### STATED PROBLEM
The entire listing is to be repeated verbatim.

┄┄┄┄┄┄┄┄┄┄┄┄┄┄┄┄┄┄┄┄

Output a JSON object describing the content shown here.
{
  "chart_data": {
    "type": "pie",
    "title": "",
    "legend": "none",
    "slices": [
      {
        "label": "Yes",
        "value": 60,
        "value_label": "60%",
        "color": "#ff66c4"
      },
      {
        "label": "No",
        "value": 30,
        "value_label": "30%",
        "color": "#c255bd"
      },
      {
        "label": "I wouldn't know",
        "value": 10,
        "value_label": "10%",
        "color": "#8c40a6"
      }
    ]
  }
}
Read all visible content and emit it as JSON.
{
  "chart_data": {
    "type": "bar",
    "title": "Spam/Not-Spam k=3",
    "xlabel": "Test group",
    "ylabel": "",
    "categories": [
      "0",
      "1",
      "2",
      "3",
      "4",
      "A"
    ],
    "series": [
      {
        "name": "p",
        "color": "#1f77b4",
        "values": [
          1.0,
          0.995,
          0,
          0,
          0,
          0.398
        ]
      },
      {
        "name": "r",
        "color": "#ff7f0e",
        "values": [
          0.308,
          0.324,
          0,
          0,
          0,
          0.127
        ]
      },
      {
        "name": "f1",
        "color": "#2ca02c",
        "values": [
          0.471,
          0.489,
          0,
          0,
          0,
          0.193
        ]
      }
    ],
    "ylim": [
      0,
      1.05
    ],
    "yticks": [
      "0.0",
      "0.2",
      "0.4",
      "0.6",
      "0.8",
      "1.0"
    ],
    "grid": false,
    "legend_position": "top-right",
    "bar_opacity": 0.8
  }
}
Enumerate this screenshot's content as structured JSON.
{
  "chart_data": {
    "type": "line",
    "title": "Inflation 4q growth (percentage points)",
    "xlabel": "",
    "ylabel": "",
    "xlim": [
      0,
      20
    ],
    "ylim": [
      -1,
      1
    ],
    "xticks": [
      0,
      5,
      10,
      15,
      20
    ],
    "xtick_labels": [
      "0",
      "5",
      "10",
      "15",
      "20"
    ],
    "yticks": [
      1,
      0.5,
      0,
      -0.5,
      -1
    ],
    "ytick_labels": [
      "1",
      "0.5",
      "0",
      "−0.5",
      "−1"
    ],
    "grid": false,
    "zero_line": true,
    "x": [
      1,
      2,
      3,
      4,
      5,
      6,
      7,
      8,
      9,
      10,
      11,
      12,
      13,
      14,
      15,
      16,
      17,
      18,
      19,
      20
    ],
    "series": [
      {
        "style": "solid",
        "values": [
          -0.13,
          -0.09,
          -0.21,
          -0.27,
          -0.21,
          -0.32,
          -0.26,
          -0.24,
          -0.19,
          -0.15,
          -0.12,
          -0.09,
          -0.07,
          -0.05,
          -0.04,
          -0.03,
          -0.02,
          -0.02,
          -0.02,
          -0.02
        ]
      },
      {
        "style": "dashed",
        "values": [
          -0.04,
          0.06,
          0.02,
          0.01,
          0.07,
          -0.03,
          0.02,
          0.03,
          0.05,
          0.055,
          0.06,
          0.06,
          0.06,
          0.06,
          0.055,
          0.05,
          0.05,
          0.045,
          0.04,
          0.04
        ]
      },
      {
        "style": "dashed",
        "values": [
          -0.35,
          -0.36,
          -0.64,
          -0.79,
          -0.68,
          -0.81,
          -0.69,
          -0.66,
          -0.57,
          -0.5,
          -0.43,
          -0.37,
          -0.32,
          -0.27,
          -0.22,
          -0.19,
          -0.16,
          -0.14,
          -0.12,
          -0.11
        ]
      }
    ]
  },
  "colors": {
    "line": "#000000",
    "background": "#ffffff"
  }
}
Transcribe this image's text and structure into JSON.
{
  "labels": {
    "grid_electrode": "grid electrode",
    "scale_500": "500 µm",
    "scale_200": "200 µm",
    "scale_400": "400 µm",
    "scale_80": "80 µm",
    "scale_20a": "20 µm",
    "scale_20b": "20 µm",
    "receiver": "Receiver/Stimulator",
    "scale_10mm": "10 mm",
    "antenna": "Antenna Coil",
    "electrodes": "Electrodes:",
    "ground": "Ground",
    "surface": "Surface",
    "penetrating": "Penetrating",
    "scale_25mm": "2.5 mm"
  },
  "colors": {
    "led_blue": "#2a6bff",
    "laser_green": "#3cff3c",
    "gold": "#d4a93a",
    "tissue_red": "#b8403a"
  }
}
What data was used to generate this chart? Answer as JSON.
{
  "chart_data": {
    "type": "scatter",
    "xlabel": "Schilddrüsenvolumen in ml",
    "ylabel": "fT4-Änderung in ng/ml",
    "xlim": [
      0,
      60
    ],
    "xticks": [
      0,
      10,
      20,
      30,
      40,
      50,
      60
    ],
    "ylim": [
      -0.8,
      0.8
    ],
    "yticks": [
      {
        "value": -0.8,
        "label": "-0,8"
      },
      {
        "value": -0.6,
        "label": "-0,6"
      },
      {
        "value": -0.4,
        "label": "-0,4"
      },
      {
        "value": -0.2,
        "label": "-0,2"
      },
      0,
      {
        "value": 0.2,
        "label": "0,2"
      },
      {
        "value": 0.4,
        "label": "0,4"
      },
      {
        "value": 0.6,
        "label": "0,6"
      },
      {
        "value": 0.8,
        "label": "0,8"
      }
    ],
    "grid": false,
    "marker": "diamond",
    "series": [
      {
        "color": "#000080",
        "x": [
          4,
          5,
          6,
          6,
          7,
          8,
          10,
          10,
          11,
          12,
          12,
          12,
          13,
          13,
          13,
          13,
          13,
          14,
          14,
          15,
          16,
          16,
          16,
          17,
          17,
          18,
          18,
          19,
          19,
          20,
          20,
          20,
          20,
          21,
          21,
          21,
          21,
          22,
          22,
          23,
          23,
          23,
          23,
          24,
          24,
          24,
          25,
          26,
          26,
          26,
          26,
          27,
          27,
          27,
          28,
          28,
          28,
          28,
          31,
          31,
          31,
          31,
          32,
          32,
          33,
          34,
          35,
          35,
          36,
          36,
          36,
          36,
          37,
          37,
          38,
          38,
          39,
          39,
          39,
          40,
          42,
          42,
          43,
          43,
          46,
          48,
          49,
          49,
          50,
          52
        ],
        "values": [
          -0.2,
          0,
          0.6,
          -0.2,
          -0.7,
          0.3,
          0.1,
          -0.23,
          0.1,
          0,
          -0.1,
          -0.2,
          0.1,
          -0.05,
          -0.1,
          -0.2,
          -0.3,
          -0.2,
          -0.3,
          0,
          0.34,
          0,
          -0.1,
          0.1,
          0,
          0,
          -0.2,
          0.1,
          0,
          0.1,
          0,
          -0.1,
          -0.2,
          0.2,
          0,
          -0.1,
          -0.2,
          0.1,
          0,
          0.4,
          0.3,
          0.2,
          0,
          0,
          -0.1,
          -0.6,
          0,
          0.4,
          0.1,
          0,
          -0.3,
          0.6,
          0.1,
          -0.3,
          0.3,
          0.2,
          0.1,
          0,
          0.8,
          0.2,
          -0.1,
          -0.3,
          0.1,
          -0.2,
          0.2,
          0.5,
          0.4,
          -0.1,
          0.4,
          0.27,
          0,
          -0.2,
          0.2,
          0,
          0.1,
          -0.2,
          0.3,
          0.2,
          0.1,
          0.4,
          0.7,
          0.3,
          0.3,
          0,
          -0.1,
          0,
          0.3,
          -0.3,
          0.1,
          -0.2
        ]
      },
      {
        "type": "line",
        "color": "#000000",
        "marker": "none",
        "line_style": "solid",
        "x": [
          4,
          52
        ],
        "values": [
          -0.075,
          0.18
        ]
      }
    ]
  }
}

┄┄┄┄┄┄┄┄┄┄┄┄┄┄┄┄┄┄┄┄

### RESPONSE TO THE TASK
Output a JSON object describing the content shown here.
{
  "chart_data": {
    "type": "pie",
    "title": "",
    "legend": "none",
    "slices": [
      {
        "label": "Yes",
        "value": 60,
        "value_label": "60%",
        "color": "#ff66c4"
      },
      {
        "label": "No",
        "value": 30,
        "value_label": "30%",
        "color": "#c255bd"
      },
      {
        "label": "I wouldn't know",
        "value": 10,
        "value_label": "10%",
        "color": "#8c40a6"
      }
    ]
  }
}
Read all visible content and emit it as JSON.
{
  "chart_data": {
    "type": "bar",
    "title": "Spam/Not-Spam k=3",
    "xlabel": "Test group",
    "ylabel": "",
    "categories": [
      "0",
      "1",
      "2",
      "3",
      "4",
      "A"
    ],
    "series": [
      {
        "name": "p",
        "color": "#1f77b4",
        "values": [
          1.0,
          0.995,
          0,
          0,
          0,
          0.398
        ]
      },
      {
        "name": "r",
        "color": "#ff7f0e",
        "values": [
          0.308,
          0.324,
          0,
          0,
          0,
          0.127
        ]
      },
      {
        "name": "f1",
        "color": "#2ca02c",
        "values": [
          0.471,
          0.489,
          0,
          0,
          0,
          0.193
        ]
      }
    ],
    "ylim": [
      0,
      1.05
    ],
    "yticks": [
      "0.0",
      "0.2",
      "0.4",
      "0.6",
      "0.8",
      "1.0"
    ],
    "grid": false,
    "legend_position": "top-right",
    "bar_opacity": 0.8
  }
}
Enumerate this screenshot's content as structured JSON.
{
  "chart_data": {
    "type": "line",
    "title": "Inflation 4q growth (percentage points)",
    "xlabel": "",
    "ylabel": "",
    "xlim": [
      0,
      20
    ],
    "ylim": [
      -1,
      1
    ],
    "xticks": [
      0,
      5,
      10,
      15,
      20
    ],
    "xtick_labels": [
      "0",
      "5",
      "10",
      "15",
      "20"
    ],
    "yticks": [
      1,
      0.5,
      0,
      -0.5,
      -1
    ],
    "ytick_labels": [
      "1",
      "0.5",
      "0",
      "−0.5",
      "−1"
    ],
    "grid": false,
    "zero_line": true,
    "x": [
      1,
      2,
      3,
      4,
      5,
      6,
      7,
      8,
      9,
      10,
      11,
      12,
      13,
      14,
      15,
      16,
      17,
      18,
      19,
      20
    ],
    "series": [
      {
        "style": "solid",
        "values": [
          -0.13,
          -0.09,
          -0.21,
          -0.27,
          -0.21,
          -0.32,
          -0.26,
          -0.24,
          -0.19,
          -0.15,
          -0.12,
          -0.09,
          -0.07,
          -0.05,
          -0.04,
          -0.03,
          -0.02,
          -0.02,
          -0.02,
          -0.02
        ]
      },
      {
        "style": "dashed",
        "values": [
          -0.04,
          0.06,
          0.02,
          0.01,
          0.07,
          -0.03,
          0.02,
          0.03,
          0.05,
          0.055,
          0.06,
          0.06,
          0.06,
          0.06,
          0.055,
          0.05,
          0.05,
          0.045,
          0.04,
          0.04
        ]
      },
      {
        "style": "dashed",
        "values": [
          -0.35,
          -0.36,
          -0.64,
          -0.79,
          -0.68,
          -0.81,
          -0.69,
          -0.66,
          -0.57,
          -0.5,
          -0.43,
          -0.37,
          -0.32,
          -0.27,
          -0.22,
          -0.19,
          -0.16,
          -0.14,
          -0.12,
          -0.11
        ]
      }
    ]
  },
  "colors": {
    "line": "#000000",
    "background": "#ffffff"
  }
}
Transcribe this image's text and structure into JSON.
{
  "labels": {
    "grid_electrode": "grid electrode",
    "scale_500": "500 µm",
    "scale_200": "200 µm",
    "scale_400": "400 µm",
    "scale_80": "80 µm",
    "scale_20a": "20 µm",
    "scale_20b": "20 µm",
    "receiver": "Receiver/Stimulator",
    "scale_10mm": "10 mm",
    "antenna": "Antenna Coil",
    "electrodes": "Electrodes:",
    "ground": "Ground",
    "surface": "Surface",
    "penetrating": "Penetrating",
    "scale_25mm": "2.5 mm"
  },
  "colors": {
    "led_blue": "#2a6bff",
    "laser_green": "#3cff3c",
    "gold": "#d4a93a",
    "tissue_red": "#b8403a"
  }
}
What data was used to generate this chart? Answer as JSON.
{
  "chart_data": {
    "type": "scatter",
    "xlabel": "Schilddrüsenvolumen in ml",
    "ylabel": "fT4-Änderung in ng/ml",
    "xlim": [
      0,
      60
    ],
    "xticks": [
      0,
      10,
      20,
      30,
      40,
      50,
      60
    ],
    "ylim": [
      -0.8,
      0.8
    ],
    "yticks": [
      {
        "value": -0.8,
        "label": "-0,8"
      },
      {
        "value": -0.6,
        "label": "-0,6"
      },
      {
        "value": -0.4,
        "label": "-0,4"
      },
      {
        "value": -0.2,
        "label": "-0,2"
      },
      0,
      {
        "value": 0.2,
        "label": "0,2"
      },
      {
        "value": 0.4,
        "label": "0,4"
      },
      {
        "value": 0.6,
        "label": "0,6"
      },
      {
        "value": 0.8,
        "label": "0,8"
      }
    ],
    "grid": false,
    "marker": "diamond",
    "series": [
      {
        "color": "#000080",
        "x": [
          4,
          5,
          6,
          6,
          7,
          8,
          10,
          10,
          11,
          12,
          12,
          12,
          13,
          13,
          13,
          13,
          13,
          14,
          14,
          15,
          16,
          16,
          16,
          17,
          17,
          18,
          18,
          19,
          19,
          20,
          20,
          20,
          20,
          21,
          21,
          21,
          21,
          22,
          22,
          23,
          23,
          23,
          23,
          24,
          24,
          24,
          25,
          26,
          26,
          26,
          26,
          27,
          27,
          27,
          28,
          28,
          28,
          28,
          31,
          31,
          31,
          31,
          32,
          32,
          33,
          34,
          35,
          35,
          36,
          36,
          36,
          36,
          37,
          37,
          38,
          38,
          39,
          39,
          39,
          40,
          42,
          42,
          43,
          43,
          46,
          48,
          49,
          49,
          50,
          52
        ],
        "values": [
          -0.2,
          0,
          0.6,
          -0.2,
          -0.7,
          0.3,
          0.1,
          -0.23,
          0.1,
          0,
          -0.1,
          -0.2,
          0.1,
          -0.05,
          -0.1,
          -0.2,
          -0.3,
          -0.2,
          -0.3,
          0,
          0.34,
          0,
          -0.1,
          0.1,
          0,
          0,
          -0.2,
          0.1,
          0,
          0.1,
          0,
          -0.1,
          -0.2,
          0.2,
          0,
          -0.1,
          -0.2,
          0.1,
          0,
          0.4,
          0.3,
          0.2,
          0,
          0,
          -0.1,
          -0.6,
          0,
          0.4,
          0.1,
          0,
          -0.3,
          0.6,
          0.1,
          -0.3,
          0.3,
          0.2,
          0.1,
          0,
          0.8,
          0.2,
          -0.1,
          -0.3,
          0.1,
          -0.2,
          0.2,
          0.5,
          0.4,
          -0.1,
          0.4,
          0.27,
          0,
          -0.2,
          0.2,
          0,
          0.1,
          -0.2,
          0.3,
          0.2,
          0.1,
          0.4,
          0.7,
          0.3,
          0.3,
          0,
          -0.1,
          0,
          0.3,
          -0.3,
          0.1,
          -0.2
        ]
      },
      {
        "type": "line",
        "color": "#000000",
        "marker": "none",
        "line_style": "solid",
        "x": [
          4,
          52
        ],
        "values": [
          -0.075,
          0.18
        ]
      }
    ]
  }
}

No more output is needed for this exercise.